■ **Exercise prompt**
Assemble all lines in which the string "Birthday" appears.

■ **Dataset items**
------------------------------

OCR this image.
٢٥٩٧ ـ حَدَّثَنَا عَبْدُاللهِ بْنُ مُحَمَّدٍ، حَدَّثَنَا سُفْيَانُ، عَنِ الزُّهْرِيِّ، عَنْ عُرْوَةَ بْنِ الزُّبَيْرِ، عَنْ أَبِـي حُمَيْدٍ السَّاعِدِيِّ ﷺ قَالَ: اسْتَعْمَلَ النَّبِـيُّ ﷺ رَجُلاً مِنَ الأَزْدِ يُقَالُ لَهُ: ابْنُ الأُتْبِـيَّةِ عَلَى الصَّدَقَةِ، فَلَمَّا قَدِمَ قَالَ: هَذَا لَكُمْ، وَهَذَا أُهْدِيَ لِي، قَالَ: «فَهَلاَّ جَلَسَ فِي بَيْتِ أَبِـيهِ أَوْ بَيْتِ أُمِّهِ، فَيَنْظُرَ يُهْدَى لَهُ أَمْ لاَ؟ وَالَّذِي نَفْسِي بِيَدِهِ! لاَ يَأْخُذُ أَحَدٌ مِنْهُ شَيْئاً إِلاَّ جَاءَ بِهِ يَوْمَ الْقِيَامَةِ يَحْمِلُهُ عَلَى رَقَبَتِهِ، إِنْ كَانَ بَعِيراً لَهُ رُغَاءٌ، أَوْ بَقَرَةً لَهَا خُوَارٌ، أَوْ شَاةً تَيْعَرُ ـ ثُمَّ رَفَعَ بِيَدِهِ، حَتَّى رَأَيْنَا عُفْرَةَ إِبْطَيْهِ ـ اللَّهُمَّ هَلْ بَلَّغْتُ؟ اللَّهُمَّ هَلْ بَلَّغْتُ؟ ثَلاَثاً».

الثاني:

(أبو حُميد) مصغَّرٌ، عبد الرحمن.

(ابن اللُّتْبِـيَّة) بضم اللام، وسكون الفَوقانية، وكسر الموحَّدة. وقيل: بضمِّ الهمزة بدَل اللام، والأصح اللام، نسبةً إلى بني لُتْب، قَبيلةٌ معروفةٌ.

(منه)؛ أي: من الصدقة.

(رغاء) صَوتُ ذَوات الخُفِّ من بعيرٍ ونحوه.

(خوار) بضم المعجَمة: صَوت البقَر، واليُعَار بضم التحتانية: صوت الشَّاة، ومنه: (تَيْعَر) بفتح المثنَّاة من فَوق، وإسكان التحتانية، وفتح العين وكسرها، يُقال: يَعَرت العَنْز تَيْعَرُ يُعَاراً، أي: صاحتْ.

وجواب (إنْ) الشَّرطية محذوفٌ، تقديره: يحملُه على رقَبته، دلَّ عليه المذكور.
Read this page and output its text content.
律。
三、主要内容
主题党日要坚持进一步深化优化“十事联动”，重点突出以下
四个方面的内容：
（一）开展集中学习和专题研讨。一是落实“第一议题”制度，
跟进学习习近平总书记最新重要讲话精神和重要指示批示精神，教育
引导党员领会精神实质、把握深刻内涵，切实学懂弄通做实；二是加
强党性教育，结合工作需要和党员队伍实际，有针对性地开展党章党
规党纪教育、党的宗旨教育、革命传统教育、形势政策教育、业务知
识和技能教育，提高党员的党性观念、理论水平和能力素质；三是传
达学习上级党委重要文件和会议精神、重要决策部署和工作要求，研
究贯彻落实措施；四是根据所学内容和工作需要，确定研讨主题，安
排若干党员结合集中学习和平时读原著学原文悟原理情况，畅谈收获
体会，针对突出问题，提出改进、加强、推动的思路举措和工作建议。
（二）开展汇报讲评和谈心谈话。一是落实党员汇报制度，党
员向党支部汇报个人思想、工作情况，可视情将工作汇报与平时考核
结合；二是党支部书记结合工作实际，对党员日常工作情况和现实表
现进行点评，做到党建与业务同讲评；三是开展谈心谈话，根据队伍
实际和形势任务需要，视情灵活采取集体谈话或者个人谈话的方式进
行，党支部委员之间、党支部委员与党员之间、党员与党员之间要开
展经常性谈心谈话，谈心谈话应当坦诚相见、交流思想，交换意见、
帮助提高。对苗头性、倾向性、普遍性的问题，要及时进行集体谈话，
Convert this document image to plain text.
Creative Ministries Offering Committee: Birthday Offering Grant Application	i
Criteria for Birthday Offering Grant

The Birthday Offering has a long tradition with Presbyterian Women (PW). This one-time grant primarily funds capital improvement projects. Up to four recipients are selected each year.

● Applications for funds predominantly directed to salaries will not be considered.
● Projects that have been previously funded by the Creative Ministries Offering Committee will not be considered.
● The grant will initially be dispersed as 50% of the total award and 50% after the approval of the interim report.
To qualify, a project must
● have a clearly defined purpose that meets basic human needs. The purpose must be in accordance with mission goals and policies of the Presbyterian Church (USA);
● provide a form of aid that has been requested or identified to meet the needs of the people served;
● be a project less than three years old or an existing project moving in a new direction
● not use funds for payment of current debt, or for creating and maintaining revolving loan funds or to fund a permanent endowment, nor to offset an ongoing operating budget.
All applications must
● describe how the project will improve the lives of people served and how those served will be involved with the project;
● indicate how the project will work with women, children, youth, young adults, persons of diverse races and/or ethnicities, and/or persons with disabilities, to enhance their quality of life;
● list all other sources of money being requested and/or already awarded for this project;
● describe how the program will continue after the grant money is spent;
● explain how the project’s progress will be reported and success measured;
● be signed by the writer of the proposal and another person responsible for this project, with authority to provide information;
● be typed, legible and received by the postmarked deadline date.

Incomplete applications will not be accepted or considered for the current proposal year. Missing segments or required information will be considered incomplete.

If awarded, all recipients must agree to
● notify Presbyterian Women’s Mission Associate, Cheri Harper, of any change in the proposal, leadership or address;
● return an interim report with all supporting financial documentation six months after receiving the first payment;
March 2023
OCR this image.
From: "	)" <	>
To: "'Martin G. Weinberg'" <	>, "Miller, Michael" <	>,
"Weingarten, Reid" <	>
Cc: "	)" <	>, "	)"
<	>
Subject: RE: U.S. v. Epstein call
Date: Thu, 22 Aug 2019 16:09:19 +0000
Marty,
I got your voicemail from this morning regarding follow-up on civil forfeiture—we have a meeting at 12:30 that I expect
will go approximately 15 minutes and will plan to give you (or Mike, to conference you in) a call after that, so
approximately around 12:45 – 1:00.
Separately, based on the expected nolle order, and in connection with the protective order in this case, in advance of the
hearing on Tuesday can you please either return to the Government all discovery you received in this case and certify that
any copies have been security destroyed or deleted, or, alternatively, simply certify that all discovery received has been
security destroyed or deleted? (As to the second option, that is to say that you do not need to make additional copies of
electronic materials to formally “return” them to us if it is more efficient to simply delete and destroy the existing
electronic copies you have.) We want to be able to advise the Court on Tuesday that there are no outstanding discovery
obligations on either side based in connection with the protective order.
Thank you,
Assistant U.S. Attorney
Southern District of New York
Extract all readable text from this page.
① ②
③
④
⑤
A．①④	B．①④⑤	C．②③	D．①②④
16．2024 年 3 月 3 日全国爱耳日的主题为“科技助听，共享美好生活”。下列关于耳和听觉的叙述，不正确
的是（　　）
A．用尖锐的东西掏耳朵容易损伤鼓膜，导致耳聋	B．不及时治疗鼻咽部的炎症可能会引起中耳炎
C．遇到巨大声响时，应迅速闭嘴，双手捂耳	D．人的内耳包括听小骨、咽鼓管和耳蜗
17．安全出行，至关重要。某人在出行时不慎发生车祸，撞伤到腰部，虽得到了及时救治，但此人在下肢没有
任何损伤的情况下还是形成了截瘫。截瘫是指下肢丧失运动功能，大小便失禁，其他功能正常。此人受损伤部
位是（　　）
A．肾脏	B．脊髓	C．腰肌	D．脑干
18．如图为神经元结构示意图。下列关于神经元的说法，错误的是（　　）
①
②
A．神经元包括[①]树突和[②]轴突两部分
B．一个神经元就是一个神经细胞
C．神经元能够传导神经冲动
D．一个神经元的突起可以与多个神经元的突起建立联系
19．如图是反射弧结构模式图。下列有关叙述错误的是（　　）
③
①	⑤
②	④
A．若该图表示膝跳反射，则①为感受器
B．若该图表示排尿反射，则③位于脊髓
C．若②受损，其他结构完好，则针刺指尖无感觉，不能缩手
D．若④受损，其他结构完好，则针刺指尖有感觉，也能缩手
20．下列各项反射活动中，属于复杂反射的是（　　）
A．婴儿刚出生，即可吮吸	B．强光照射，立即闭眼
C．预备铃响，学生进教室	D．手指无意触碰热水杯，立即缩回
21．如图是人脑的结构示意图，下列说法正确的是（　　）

------------------------------

■ **Right answer**
Creative Ministries Offering Committee: Birthday Offering Grant Application	i
Criteria for Birthday Offering Grant
The Birthday Offering has a long tradition with Presbyterian Women (PW). This one-time grant primarily funds capital improvement projects. Up to four recipients are selected each year.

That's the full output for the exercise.